> **EXERCISE PROMPT**:
Copy down all of the data underneath, exactly as shown.

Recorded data
[start]
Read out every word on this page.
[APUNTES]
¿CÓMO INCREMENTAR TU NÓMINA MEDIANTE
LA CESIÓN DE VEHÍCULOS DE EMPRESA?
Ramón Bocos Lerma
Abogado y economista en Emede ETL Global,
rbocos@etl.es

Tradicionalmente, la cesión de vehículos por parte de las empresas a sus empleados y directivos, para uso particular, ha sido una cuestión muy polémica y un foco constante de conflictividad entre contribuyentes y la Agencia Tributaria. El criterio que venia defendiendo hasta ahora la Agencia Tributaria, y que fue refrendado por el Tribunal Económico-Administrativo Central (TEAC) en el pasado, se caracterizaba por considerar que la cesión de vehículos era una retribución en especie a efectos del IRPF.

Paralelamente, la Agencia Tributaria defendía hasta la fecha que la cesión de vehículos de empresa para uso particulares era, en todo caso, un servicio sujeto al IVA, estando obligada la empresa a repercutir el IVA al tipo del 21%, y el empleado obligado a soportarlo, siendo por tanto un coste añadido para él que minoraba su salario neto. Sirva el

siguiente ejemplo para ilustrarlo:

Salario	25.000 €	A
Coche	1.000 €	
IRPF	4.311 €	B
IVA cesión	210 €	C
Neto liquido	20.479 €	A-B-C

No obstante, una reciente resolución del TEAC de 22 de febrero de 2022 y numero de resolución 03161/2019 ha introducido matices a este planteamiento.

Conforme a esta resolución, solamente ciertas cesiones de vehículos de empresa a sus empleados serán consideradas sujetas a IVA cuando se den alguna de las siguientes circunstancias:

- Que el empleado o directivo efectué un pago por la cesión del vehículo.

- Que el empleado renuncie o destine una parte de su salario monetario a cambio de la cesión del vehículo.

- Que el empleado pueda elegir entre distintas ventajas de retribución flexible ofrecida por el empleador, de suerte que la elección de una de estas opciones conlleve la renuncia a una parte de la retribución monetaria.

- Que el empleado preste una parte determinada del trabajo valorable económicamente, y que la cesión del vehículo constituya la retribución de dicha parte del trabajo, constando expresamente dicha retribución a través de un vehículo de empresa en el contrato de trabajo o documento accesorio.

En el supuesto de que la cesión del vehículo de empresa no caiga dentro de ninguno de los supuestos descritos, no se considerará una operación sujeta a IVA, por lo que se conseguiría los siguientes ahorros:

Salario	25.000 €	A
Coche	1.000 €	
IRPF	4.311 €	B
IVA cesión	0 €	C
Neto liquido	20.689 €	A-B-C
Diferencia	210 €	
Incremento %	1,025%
[end]
> **ANSWER FOR THE TASK**:
Read out every word on this page.
[APUNTES]
¿CÓMO INCREMENTAR TU NÓMINA MEDIANTE
LA CESIÓN DE VEHÍCULOS DE EMPRESA?
Ramón Bocos Lerma
Abogado y economista en Emede ETL Global,
rbocos@etl.es

Tradicionalmente, la cesión de vehículos por parte de las empresas a sus empleados y directivos, para uso particular, ha sido una cuestión muy polémica y un foco constante de conflictividad entre contribuyentes y la Agencia Tributaria. El criterio que venia defendiendo hasta ahora la Agencia Tributaria, y que fue refrendado por el Tribunal Económico-Administrativo Central (TEAC) en el pasado, se caracterizaba por considerar que la cesión de vehículos era una retribución en especie a efectos del IRPF.

Paralelamente, la Agencia Tributaria defendía hasta la fecha que la cesión de vehículos de empresa para uso particulares era, en todo caso, un servicio sujeto al IVA, estando obligada la empresa a repercutir el IVA al tipo del 21%, y el empleado obligado a soportarlo, siendo por tanto un coste añadido para él que minoraba su salario neto. Sirva el

siguiente ejemplo para ilustrarlo:

Salario	25.000 €	A
Coche	1.000 €	
IRPF	4.311 €	B
IVA cesión	210 €	C
Neto liquido	20.479 €	A-B-C

No obstante, una reciente resolución del TEAC de 22 de febrero de 2022 y numero de resolución 03161/2019 ha introducido matices a este planteamiento.

Conforme a esta resolución, solamente ciertas cesiones de vehículos de empresa a sus empleados serán consideradas sujetas a IVA cuando se den alguna de las siguientes circunstancias:

- Que el empleado o directivo efectué un pago por la cesión del vehículo.

- Que el empleado renuncie o destine una parte de su salario monetario a cambio de la cesión del vehículo.

- Que el empleado pueda elegir entre distintas ventajas de retribución flexible ofrecida por el empleador, de suerte que la elección de una de estas opciones conlleve la renuncia a una parte de la retribución monetaria.

- Que el empleado preste una parte determinada del trabajo valorable económicamente, y que la cesión del vehículo constituya la retribución de dicha parte del trabajo, constando expresamente dicha retribución a través de un vehículo de empresa en el contrato de trabajo o documento accesorio.

En el supuesto de que la cesión del vehículo de empresa no caiga dentro de ninguno de los supuestos descritos, no se considerará una operación sujeta a IVA, por lo que se conseguiría los siguientes ahorros:

Salario	25.000 €	A
Coche	1.000 €	
IRPF	4.311 €	B
IVA cesión	0 €	C
Neto liquido	20.689 €	A-B-C
Diferencia	210 €	
Incremento %	1,025%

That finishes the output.